## Records for the task
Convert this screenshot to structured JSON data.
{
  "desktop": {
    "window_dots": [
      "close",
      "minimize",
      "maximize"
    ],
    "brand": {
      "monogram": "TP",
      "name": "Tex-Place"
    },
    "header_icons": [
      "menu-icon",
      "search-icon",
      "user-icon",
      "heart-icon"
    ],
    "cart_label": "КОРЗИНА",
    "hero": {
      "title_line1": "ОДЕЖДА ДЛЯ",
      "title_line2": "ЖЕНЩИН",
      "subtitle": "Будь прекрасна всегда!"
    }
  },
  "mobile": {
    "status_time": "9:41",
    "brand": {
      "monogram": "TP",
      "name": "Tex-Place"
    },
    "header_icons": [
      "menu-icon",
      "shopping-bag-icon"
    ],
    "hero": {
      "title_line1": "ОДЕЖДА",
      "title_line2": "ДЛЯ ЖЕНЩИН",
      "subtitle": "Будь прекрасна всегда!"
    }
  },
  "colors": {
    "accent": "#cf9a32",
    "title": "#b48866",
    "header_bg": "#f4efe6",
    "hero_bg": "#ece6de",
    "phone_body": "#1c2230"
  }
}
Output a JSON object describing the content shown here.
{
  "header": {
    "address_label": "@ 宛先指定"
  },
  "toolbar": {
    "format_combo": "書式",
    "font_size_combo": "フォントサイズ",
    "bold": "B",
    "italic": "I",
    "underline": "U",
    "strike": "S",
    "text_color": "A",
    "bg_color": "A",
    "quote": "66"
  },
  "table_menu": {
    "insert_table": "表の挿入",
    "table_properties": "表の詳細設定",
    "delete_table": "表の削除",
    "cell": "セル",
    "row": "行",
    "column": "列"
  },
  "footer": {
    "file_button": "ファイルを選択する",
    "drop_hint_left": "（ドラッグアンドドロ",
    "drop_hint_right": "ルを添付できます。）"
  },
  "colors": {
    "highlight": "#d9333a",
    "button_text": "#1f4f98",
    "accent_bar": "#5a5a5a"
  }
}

## Challenge
Restate the whole listing exactly, leaving out nothing.

## Exercise solution
Convert this screenshot to structured JSON data.
{
  "desktop": {
    "window_dots": [
      "close",
      "minimize",
      "maximize"
    ],
    "brand": {
      "monogram": "TP",
      "name": "Tex-Place"
    },
    "header_icons": [
      "menu-icon",
      "search-icon",
      "user-icon",
      "heart-icon"
    ],
    "cart_label": "КОРЗИНА",
    "hero": {
      "title_line1": "ОДЕЖДА ДЛЯ",
      "title_line2": "ЖЕНЩИН",
      "subtitle": "Будь прекрасна всегда!"
    }
  },
  "mobile": {
    "status_time": "9:41",
    "brand": {
      "monogram": "TP",
      "name": "Tex-Place"
    },
    "header_icons": [
      "menu-icon",
      "shopping-bag-icon"
    ],
    "hero": {
      "title_line1": "ОДЕЖДА",
      "title_line2": "ДЛЯ ЖЕНЩИН",
      "subtitle": "Будь прекрасна всегда!"
    }
  },
  "colors": {
    "accent": "#cf9a32",
    "title": "#b48866",
    "header_bg": "#f4efe6",
    "hero_bg": "#ece6de",
    "phone_body": "#1c2230"
  }
}
Output a JSON object describing the content shown here.
{
  "header": {
    "address_label": "@ 宛先指定"
  },
  "toolbar": {
    "format_combo": "書式",
    "font_size_combo": "フォントサイズ",
    "bold": "B",
    "italic": "I",
    "underline": "U",
    "strike": "S",
    "text_color": "A",
    "bg_color": "A",
    "quote": "66"
  },
  "table_menu": {
    "insert_table": "表の挿入",
    "table_properties": "表の詳細設定",
    "delete_table": "表の削除",
    "cell": "セル",
    "row": "行",
    "column": "列"
  },
  "footer": {
    "file_button": "ファイルを選択する",
    "drop_hint_left": "（ドラッグアンドドロ",
    "drop_hint_right": "ルを添付できます。）"
  },
  "colors": {
    "highlight": "#d9333a",
    "button_text": "#1f4f98",
    "accent_bar": "#5a5a5a"
  }
}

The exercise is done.